+++ TEXT SHOWN
HTML character sets & MySQL character sets - mysql

Which HTML character set would cover all these? Which character set do I need in MySQL to export and then import them?
SAINT RAPHAEL ARNÁIZ BARÓN (Spanish)
St Thérèse of the Child Jesus, Virgin, Doctor (French)
M. Orsola (Giulia) Ledóchowska, Religious (Eastern European)

In MySQL, use the UTF-8 character set. This will allow you to represent a very wide variety of data appropriately in your DBMS. If you use your mySQL collation settings correctly, MySql will collate (sort) your info nicely as well.
To render this stuff into HTML, you probably need to entitize characters other than the basic 7-bit ASCII ones. For example, look at this web page describing the Unicode character for uppercase Ñ http://www.fileformat.info/info/unicode/char/00D1/index.htm
In HTML this is represented by ampersand poundsign x d 1 semicolon
Your web app language (PHP? Java?) has functions built in to convert between UTF-8 strings (to stash in the DBMS) and entitized html (for display on the web). Use them.

Use MySQL's UTF-8 character set for your tables and columns, and send a SET NAMES UTF8 statement after initialising the MySQL connection in your scripting language of choice. Ensure your script also sends a HTTP header indicating that your page is in UTF-8, and you should be good to go. You may want to read this, and the links for further reading look good too.
++++++
+++ ENTRIES SHOWN
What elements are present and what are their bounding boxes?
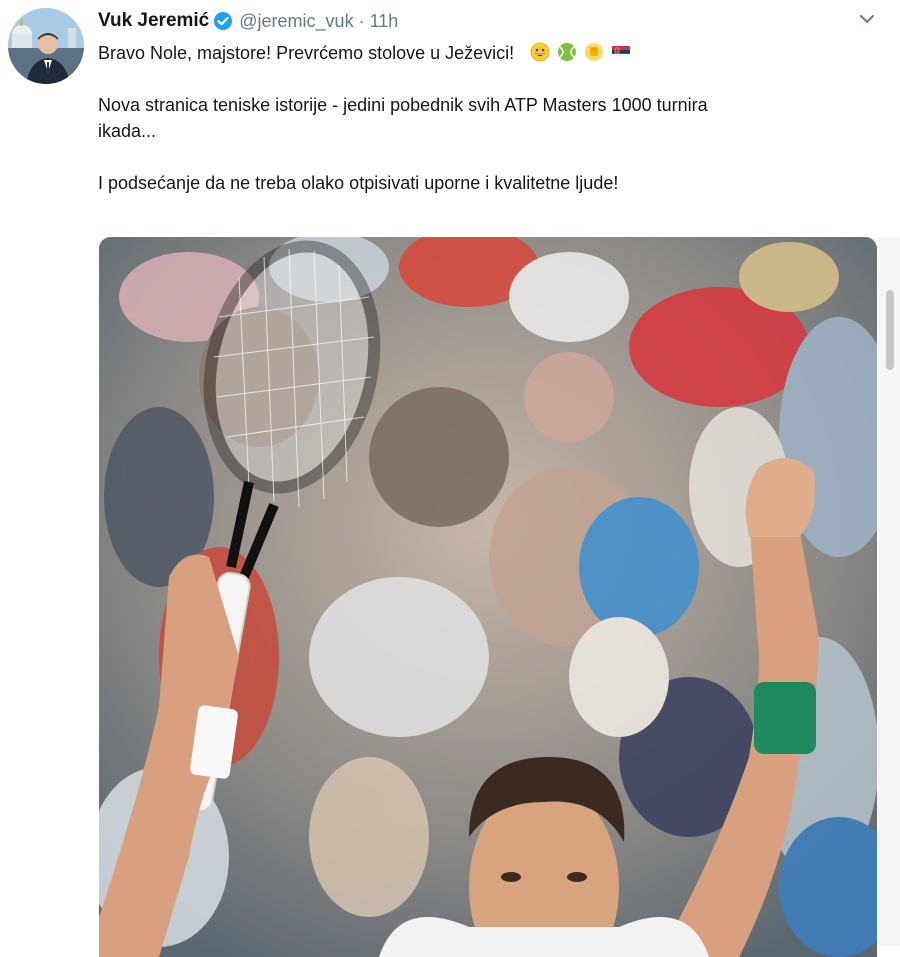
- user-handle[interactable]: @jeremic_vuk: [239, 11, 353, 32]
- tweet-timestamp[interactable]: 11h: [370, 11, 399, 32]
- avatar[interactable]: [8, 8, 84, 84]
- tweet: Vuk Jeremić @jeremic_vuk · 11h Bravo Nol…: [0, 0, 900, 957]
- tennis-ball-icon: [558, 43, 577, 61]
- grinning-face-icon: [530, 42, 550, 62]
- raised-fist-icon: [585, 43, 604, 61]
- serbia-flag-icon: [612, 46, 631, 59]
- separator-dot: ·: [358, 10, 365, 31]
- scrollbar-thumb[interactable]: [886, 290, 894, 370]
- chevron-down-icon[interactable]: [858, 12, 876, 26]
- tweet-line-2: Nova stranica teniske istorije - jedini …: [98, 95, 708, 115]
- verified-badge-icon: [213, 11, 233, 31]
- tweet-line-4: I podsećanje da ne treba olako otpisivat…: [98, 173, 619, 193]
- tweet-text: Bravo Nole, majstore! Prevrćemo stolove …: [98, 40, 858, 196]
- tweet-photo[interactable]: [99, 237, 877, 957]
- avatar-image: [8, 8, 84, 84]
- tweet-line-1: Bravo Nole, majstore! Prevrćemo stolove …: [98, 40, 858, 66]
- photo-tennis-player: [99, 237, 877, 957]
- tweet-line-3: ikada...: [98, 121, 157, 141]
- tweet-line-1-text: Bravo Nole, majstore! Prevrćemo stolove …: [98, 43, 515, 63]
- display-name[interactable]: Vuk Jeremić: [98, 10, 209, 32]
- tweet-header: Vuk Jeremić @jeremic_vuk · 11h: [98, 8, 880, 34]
++++++
- OBJECTIVES -
1) Answer these about the character-set thread, one line each:
(a) Which language is the name of St Thérèse of the Child Jesus labeled with?
(b) What statement should be sent after initialising the MySQL connection?
(c) Which character's Unicode page is given as an example?
2) Do these statements agree with the character-set thread? Answer yes or no for each and quote the deciding words.
(a) The thread recommends the UTF-8 character set in MySQL.
(b) Characters beyond basic 7-bit ASCII can be left unchanged when rendering into HTML.
(c) The script should send an HTTP header saying the page is in UTF-8.
3) Can you carry the character-set thread forward, picking up right after its final sentence?

- RESPONSE LIST -
1)
(a) French
(b) SET NAMES UTF8
(c) Uppercase Ñ

2)
(a) Yes: "In MySQL, use the UTF-8 character set."
(b) No: "you probably need to entitize characters other than the basic 7-bit ASCII ones"
(c) Yes: "Ensure your script also sends a HTTP header indicating that your page is in UTF-8"

3)
In PHP, to send this HTTP header, you would use
header("Content-Type: text/html; charset=UTF-8");. At the top of your <head> element in your HTML page, you can also add <meta charset="UTF-8"> (in HTML5), or <meta http-equiv="Content-type" content="text/html;charset=UTF-8"> (in HTML 4.01 or HTML5; but you can't use both ways and still get valid HTML5).

Related

How to make latin extended work?

I've been googling for some but can't realize how to make letters like č, ć, ž, š, đ work. I tried adding <body lang="sr"> because it actually is Serbian (sr=serbian) but doesn't work. I get this PoÄetna instead of Početna.
I tried adding <meta charset="ISO-8859-2"> into the head section but still nothing. What am I missing?
Pick a character encoding that supports the characters you want to use. ISO-8859-2 should do the job, but this isn't the 1990s any more. UTF-8 should be the default choice.
Ensure your editor is configured to save in that encoding.
Specify that you are using that encoding with document level meta data: <meta charset="utf-8">
Specify that you are using that encoding in your HTTP response (this takes priority over the document level): Content-Type: text/html;charset=UTF-8.

Safe HTML form accept charset?

I faced a parameter encoding issue when submitting a form with the get method (I can't use the post method). Some accentuated characters were not escaped in the URL, since my page was UTF8. The Spring controller retrieved bad characters instead.
I solved this issue by setting accept-charset="ISO-8859-1" on my form, but now, I am wondering which charset is safe for all server/browser combination. Is there any recommended for my forms and 'get' URLs?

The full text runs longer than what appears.